- _Job_
Please report every line from the material that contains the word "caption".

>> Start

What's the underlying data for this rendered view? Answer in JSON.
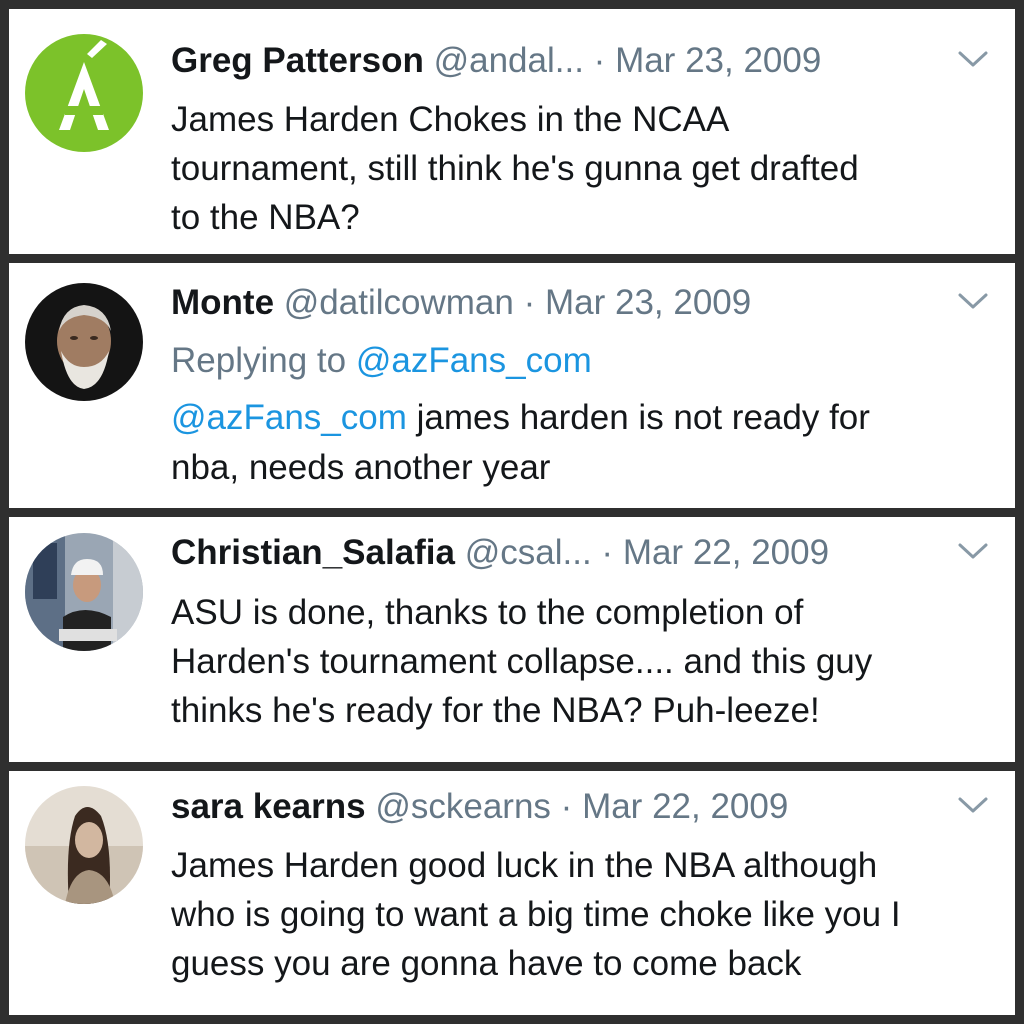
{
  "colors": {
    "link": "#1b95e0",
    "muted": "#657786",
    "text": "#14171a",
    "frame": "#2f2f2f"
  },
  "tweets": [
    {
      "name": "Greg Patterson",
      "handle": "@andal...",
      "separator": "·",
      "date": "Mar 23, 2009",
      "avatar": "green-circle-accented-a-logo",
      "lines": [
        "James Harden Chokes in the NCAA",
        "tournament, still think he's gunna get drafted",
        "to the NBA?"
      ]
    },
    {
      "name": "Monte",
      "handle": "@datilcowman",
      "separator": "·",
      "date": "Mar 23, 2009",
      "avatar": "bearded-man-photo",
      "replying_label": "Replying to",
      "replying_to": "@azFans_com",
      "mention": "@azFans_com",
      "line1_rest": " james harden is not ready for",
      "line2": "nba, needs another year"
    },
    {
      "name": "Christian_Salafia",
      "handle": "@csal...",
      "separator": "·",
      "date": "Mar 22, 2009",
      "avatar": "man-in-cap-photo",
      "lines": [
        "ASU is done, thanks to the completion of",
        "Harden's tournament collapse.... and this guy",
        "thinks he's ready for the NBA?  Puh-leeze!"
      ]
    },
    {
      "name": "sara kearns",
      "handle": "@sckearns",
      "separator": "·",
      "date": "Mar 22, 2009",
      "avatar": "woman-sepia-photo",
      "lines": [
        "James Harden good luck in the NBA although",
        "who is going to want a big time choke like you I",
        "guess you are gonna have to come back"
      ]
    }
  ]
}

>> End
>> Start

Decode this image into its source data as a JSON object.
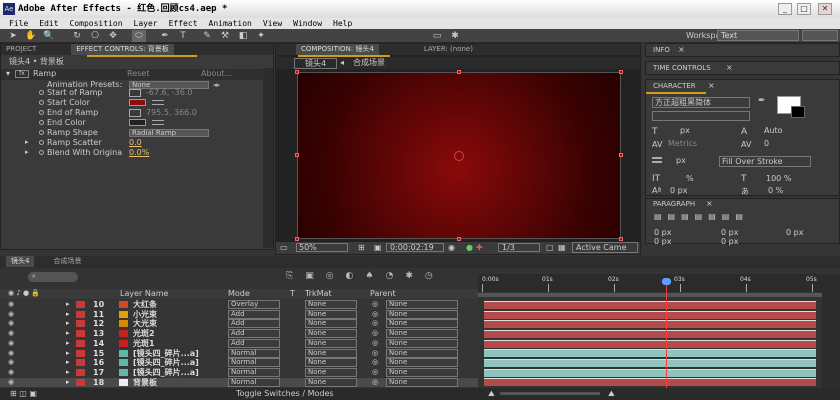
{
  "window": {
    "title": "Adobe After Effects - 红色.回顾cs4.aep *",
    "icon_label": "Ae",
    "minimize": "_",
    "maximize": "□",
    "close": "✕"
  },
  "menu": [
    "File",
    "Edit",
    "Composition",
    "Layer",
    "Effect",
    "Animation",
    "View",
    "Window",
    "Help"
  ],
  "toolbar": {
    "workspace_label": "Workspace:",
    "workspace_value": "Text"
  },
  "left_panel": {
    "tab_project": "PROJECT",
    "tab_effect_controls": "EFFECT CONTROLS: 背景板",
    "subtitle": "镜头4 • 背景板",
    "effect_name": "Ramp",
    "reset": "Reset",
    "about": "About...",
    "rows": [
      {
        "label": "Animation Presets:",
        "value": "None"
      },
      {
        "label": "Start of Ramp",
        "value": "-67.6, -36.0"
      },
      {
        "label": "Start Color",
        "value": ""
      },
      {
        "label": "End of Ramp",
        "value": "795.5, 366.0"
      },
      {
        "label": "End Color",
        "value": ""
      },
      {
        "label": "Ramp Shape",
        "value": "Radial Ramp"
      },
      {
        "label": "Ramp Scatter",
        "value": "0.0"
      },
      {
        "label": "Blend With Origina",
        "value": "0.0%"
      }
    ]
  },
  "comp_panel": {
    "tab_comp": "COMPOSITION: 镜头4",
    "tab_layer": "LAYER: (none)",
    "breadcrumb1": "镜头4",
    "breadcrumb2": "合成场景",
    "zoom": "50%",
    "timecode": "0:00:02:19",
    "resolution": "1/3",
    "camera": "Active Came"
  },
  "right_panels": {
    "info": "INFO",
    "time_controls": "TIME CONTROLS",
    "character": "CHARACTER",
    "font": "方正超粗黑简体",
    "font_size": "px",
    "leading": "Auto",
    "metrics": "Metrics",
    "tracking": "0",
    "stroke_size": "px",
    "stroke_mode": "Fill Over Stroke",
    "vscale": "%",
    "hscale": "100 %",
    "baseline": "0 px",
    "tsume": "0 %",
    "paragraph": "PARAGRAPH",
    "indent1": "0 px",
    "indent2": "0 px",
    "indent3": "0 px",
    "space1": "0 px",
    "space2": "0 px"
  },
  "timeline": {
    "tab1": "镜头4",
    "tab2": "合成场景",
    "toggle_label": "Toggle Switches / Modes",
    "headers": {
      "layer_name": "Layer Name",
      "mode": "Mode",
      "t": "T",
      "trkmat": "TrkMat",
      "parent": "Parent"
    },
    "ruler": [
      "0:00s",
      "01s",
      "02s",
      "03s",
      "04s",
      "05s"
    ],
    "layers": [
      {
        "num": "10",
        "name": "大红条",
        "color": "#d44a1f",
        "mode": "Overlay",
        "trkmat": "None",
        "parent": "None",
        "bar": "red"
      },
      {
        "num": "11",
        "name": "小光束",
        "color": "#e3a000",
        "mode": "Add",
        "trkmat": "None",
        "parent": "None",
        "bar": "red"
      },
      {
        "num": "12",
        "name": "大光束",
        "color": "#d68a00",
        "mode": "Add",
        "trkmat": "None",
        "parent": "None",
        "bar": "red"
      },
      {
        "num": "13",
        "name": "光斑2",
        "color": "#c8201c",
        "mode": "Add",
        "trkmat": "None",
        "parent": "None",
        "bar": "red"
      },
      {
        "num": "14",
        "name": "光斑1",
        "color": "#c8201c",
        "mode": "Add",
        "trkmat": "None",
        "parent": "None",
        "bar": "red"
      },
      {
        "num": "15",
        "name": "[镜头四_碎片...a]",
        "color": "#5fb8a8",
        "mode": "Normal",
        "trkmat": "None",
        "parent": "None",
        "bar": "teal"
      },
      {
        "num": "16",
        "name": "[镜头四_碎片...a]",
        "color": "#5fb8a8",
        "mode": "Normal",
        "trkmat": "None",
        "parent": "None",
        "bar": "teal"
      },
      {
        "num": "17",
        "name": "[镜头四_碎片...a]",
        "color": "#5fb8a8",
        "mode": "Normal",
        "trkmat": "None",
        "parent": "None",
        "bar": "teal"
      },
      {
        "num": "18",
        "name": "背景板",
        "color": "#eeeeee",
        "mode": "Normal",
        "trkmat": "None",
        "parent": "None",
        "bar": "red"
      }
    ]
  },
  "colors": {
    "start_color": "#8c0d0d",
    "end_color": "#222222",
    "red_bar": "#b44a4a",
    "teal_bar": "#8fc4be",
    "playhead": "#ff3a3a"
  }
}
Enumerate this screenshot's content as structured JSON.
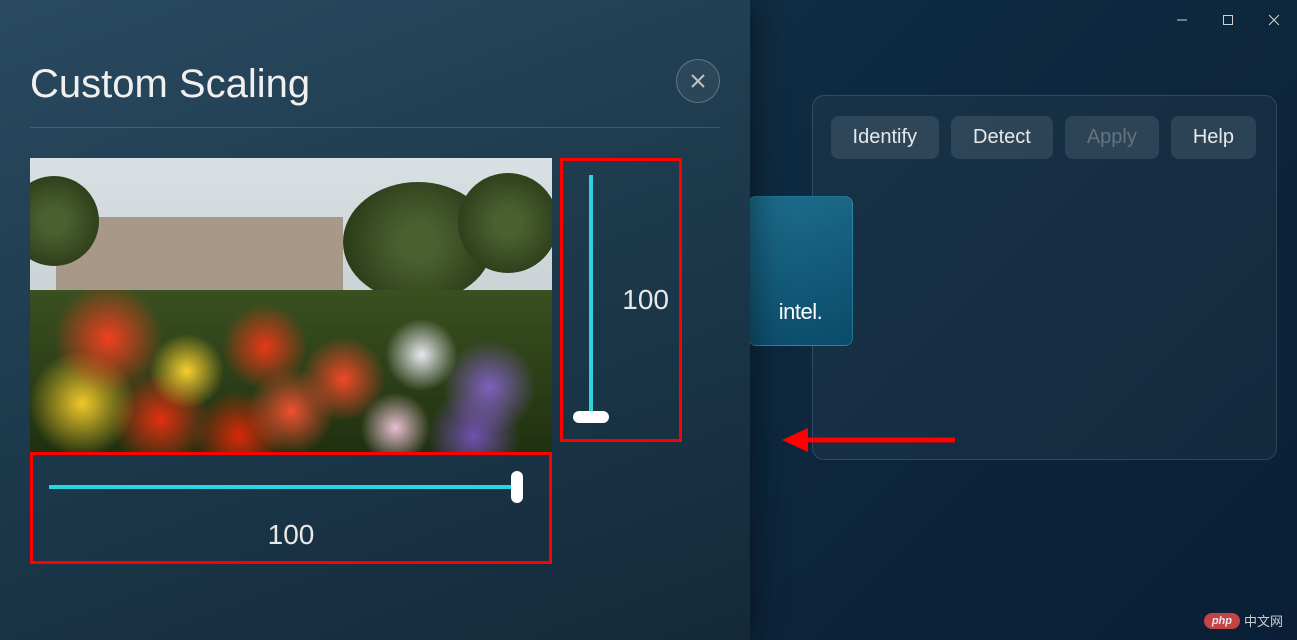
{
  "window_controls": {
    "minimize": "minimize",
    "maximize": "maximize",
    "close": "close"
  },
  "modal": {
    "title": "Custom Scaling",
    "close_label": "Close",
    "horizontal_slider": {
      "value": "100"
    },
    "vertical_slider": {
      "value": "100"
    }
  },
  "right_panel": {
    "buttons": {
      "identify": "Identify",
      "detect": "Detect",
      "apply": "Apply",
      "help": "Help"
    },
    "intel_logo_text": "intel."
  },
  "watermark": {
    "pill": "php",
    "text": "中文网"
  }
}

>> End
>> Start

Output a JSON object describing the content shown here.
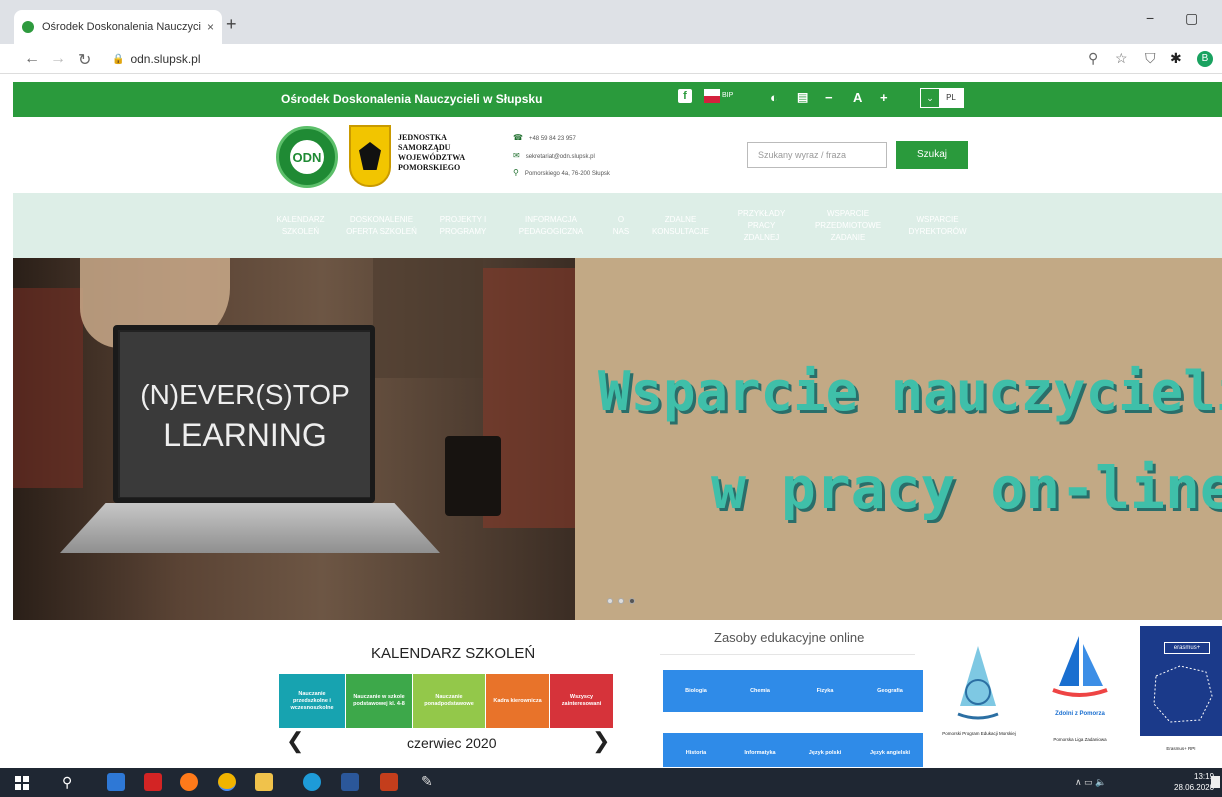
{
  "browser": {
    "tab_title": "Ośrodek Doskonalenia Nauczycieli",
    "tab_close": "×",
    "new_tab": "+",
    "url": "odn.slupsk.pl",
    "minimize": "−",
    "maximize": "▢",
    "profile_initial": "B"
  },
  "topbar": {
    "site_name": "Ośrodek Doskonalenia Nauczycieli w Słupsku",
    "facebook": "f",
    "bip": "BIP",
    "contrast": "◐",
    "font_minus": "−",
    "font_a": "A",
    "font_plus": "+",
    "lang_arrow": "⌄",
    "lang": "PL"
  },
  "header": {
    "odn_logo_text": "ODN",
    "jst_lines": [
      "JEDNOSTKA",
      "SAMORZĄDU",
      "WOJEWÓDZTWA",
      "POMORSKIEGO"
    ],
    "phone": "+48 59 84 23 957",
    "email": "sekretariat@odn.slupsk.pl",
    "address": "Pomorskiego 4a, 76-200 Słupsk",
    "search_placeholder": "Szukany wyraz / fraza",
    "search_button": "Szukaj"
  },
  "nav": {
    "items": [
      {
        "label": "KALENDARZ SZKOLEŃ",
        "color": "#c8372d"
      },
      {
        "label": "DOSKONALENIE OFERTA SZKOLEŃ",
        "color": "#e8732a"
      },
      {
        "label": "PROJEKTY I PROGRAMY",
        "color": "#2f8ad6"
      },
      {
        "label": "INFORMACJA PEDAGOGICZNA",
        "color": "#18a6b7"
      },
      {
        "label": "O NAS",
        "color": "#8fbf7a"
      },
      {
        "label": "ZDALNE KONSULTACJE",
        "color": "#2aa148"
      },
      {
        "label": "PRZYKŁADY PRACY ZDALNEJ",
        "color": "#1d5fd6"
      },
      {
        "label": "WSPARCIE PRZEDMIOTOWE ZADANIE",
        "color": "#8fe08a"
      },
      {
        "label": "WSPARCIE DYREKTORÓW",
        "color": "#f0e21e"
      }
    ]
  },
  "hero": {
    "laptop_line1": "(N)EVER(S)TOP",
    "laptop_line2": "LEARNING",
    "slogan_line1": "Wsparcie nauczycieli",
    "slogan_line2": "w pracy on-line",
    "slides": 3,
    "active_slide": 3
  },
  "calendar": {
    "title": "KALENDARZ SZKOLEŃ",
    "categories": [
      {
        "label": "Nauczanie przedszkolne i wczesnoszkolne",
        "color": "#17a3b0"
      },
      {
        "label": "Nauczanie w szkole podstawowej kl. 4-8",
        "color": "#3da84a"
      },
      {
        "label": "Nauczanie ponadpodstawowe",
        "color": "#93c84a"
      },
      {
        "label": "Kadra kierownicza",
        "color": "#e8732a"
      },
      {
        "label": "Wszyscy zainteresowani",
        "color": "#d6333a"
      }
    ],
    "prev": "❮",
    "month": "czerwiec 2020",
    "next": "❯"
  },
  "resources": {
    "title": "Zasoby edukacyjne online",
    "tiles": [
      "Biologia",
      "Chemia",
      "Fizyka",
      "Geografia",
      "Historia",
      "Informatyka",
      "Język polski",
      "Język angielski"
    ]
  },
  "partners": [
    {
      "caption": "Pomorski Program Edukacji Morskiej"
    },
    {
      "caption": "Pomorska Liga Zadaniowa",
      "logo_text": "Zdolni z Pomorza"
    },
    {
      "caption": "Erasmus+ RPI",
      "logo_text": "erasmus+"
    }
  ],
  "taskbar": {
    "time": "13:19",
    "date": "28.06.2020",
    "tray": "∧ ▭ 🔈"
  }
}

>> End

- _Output for this exercise_
      "caption": "Pomorski Program Edukacji Morskiej"
      "caption": "Pomorska Liga Zadaniowa",
      "caption": "Erasmus+ RPI",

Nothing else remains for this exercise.